▶ _OBJECTIVE_
Restate the records in their entirety, word for word.

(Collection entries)
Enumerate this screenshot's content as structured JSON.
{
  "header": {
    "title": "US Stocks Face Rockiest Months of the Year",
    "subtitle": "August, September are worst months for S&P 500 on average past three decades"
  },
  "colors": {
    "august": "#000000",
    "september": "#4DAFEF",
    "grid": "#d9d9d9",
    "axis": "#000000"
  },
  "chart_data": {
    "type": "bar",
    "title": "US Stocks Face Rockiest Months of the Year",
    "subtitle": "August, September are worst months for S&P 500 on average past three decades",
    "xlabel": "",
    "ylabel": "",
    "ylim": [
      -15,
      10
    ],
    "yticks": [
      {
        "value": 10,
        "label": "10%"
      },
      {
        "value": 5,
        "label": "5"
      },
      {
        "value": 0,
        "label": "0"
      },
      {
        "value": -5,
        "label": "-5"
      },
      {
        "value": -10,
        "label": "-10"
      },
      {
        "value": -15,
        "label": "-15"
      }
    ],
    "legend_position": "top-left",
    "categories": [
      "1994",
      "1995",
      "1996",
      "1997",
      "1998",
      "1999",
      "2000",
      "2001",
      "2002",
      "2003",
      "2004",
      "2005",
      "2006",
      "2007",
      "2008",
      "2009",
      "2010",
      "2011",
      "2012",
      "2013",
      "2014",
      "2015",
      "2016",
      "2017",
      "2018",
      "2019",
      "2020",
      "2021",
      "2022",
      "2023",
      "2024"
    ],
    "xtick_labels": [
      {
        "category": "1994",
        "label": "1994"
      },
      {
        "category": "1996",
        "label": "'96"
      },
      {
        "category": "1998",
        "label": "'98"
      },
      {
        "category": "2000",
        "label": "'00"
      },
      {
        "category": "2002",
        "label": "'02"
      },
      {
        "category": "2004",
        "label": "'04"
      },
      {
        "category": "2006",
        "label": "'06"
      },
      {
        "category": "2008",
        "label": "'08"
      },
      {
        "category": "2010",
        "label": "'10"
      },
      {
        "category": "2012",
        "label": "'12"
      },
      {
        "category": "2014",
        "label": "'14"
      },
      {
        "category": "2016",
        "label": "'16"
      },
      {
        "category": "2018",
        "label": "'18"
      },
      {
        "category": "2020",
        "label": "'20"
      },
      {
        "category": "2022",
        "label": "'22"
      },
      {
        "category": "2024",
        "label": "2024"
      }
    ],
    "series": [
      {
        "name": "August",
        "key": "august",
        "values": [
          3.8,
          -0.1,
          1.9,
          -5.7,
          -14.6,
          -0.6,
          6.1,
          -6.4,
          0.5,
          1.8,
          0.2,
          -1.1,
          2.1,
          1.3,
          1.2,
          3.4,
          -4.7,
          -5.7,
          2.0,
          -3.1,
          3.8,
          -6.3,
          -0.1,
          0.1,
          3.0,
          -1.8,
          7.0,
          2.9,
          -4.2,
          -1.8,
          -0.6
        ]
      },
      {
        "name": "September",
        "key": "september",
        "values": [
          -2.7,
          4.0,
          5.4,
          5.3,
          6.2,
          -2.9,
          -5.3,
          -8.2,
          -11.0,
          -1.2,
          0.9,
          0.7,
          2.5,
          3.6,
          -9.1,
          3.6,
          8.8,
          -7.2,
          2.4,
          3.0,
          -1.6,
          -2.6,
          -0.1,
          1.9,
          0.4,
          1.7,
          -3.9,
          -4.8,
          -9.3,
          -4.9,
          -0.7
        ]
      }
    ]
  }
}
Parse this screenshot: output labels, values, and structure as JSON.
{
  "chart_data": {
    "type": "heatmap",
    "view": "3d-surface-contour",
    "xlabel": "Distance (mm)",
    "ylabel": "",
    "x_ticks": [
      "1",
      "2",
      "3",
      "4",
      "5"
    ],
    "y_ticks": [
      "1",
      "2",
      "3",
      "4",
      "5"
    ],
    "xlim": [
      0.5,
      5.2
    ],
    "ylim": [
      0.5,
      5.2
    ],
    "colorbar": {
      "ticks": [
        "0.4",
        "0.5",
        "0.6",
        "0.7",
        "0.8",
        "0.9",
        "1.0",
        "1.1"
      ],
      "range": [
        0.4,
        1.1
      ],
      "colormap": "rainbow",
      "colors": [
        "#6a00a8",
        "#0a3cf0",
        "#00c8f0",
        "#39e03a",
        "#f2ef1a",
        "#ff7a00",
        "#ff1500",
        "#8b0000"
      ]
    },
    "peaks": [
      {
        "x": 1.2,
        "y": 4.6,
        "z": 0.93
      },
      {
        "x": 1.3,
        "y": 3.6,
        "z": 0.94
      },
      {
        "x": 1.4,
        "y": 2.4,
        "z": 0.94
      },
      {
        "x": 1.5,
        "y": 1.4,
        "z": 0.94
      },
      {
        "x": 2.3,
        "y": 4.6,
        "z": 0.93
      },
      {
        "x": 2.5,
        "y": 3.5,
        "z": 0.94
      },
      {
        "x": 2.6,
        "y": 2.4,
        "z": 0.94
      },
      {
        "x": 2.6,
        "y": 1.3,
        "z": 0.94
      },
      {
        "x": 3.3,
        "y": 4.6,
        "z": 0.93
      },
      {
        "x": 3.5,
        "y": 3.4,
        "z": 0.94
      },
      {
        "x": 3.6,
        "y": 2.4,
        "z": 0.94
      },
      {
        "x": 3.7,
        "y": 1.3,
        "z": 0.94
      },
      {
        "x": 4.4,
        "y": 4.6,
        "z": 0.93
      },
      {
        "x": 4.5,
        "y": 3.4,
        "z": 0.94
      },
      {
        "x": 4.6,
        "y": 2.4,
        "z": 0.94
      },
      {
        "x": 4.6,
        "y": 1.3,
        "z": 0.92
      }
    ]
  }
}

▶ _RESULT BELOW_
Enumerate this screenshot's content as structured JSON.
{
  "header": {
    "title": "US Stocks Face Rockiest Months of the Year",
    "subtitle": "August, September are worst months for S&P 500 on average past three decades"
  },
  "colors": {
    "august": "#000000",
    "september": "#4DAFEF",
    "grid": "#d9d9d9",
    "axis": "#000000"
  },
  "chart_data": {
    "type": "bar",
    "title": "US Stocks Face Rockiest Months of the Year",
    "subtitle": "August, September are worst months for S&P 500 on average past three decades",
    "xlabel": "",
    "ylabel": "",
    "ylim": [
      -15,
      10
    ],
    "yticks": [
      {
        "value": 10,
        "label": "10%"
      },
      {
        "value": 5,
        "label": "5"
      },
      {
        "value": 0,
        "label": "0"
      },
      {
        "value": -5,
        "label": "-5"
      },
      {
        "value": -10,
        "label": "-10"
      },
      {
        "value": -15,
        "label": "-15"
      }
    ],
    "legend_position": "top-left",
    "categories": [
      "1994",
      "1995",
      "1996",
      "1997",
      "1998",
      "1999",
      "2000",
      "2001",
      "2002",
      "2003",
      "2004",
      "2005",
      "2006",
      "2007",
      "2008",
      "2009",
      "2010",
      "2011",
      "2012",
      "2013",
      "2014",
      "2015",
      "2016",
      "2017",
      "2018",
      "2019",
      "2020",
      "2021",
      "2022",
      "2023",
      "2024"
    ],
    "xtick_labels": [
      {
        "category": "1994",
        "label": "1994"
      },
      {
        "category": "1996",
        "label": "'96"
      },
      {
        "category": "1998",
        "label": "'98"
      },
      {
        "category": "2000",
        "label": "'00"
      },
      {
        "category": "2002",
        "label": "'02"
      },
      {
        "category": "2004",
        "label": "'04"
      },
      {
        "category": "2006",
        "label": "'06"
      },
      {
        "category": "2008",
        "label": "'08"
      },
      {
        "category": "2010",
        "label": "'10"
      },
      {
        "category": "2012",
        "label": "'12"
      },
      {
        "category": "2014",
        "label": "'14"
      },
      {
        "category": "2016",
        "label": "'16"
      },
      {
        "category": "2018",
        "label": "'18"
      },
      {
        "category": "2020",
        "label": "'20"
      },
      {
        "category": "2022",
        "label": "'22"
      },
      {
        "category": "2024",
        "label": "2024"
      }
    ],
    "series": [
      {
        "name": "August",
        "key": "august",
        "values": [
          3.8,
          -0.1,
          1.9,
          -5.7,
          -14.6,
          -0.6,
          6.1,
          -6.4,
          0.5,
          1.8,
          0.2,
          -1.1,
          2.1,
          1.3,
          1.2,
          3.4,
          -4.7,
          -5.7,
          2.0,
          -3.1,
          3.8,
          -6.3,
          -0.1,
          0.1,
          3.0,
          -1.8,
          7.0,
          2.9,
          -4.2,
          -1.8,
          -0.6
        ]
      },
      {
        "name": "September",
        "key": "september",
        "values": [
          -2.7,
          4.0,
          5.4,
          5.3,
          6.2,
          -2.9,
          -5.3,
          -8.2,
          -11.0,
          -1.2,
          0.9,
          0.7,
          2.5,
          3.6,
          -9.1,
          3.6,
          8.8,
          -7.2,
          2.4,
          3.0,
          -1.6,
          -2.6,
          -0.1,
          1.9,
          0.4,
          1.7,
          -3.9,
          -4.8,
          -9.3,
          -4.9,
          -0.7
        ]
      }
    ]
  }
}
Parse this screenshot: output labels, values, and structure as JSON.
{
  "chart_data": {
    "type": "heatmap",
    "view": "3d-surface-contour",
    "xlabel": "Distance (mm)",
    "ylabel": "",
    "x_ticks": [
      "1",
      "2",
      "3",
      "4",
      "5"
    ],
    "y_ticks": [
      "1",
      "2",
      "3",
      "4",
      "5"
    ],
    "xlim": [
      0.5,
      5.2
    ],
    "ylim": [
      0.5,
      5.2
    ],
    "colorbar": {
      "ticks": [
        "0.4",
        "0.5",
        "0.6",
        "0.7",
        "0.8",
        "0.9",
        "1.0",
        "1.1"
      ],
      "range": [
        0.4,
        1.1
      ],
      "colormap": "rainbow",
      "colors": [
        "#6a00a8",
        "#0a3cf0",
        "#00c8f0",
        "#39e03a",
        "#f2ef1a",
        "#ff7a00",
        "#ff1500",
        "#8b0000"
      ]
    },
    "peaks": [
      {
        "x": 1.2,
        "y": 4.6,
        "z": 0.93
      },
      {
        "x": 1.3,
        "y": 3.6,
        "z": 0.94
      },
      {
        "x": 1.4,
        "y": 2.4,
        "z": 0.94
      },
      {
        "x": 1.5,
        "y": 1.4,
        "z": 0.94
      },
      {
        "x": 2.3,
        "y": 4.6,
        "z": 0.93
      },
      {
        "x": 2.5,
        "y": 3.5,
        "z": 0.94
      },
      {
        "x": 2.6,
        "y": 2.4,
        "z": 0.94
      },
      {
        "x": 2.6,
        "y": 1.3,
        "z": 0.94
      },
      {
        "x": 3.3,
        "y": 4.6,
        "z": 0.93
      },
      {
        "x": 3.5,
        "y": 3.4,
        "z": 0.94
      },
      {
        "x": 3.6,
        "y": 2.4,
        "z": 0.94
      },
      {
        "x": 3.7,
        "y": 1.3,
        "z": 0.94
      },
      {
        "x": 4.4,
        "y": 4.6,
        "z": 0.93
      },
      {
        "x": 4.5,
        "y": 3.4,
        "z": 0.94
      },
      {
        "x": 4.6,
        "y": 2.4,
        "z": 0.94
      },
      {
        "x": 4.6,
        "y": 1.3,
        "z": 0.92
      }
    ]
  }
}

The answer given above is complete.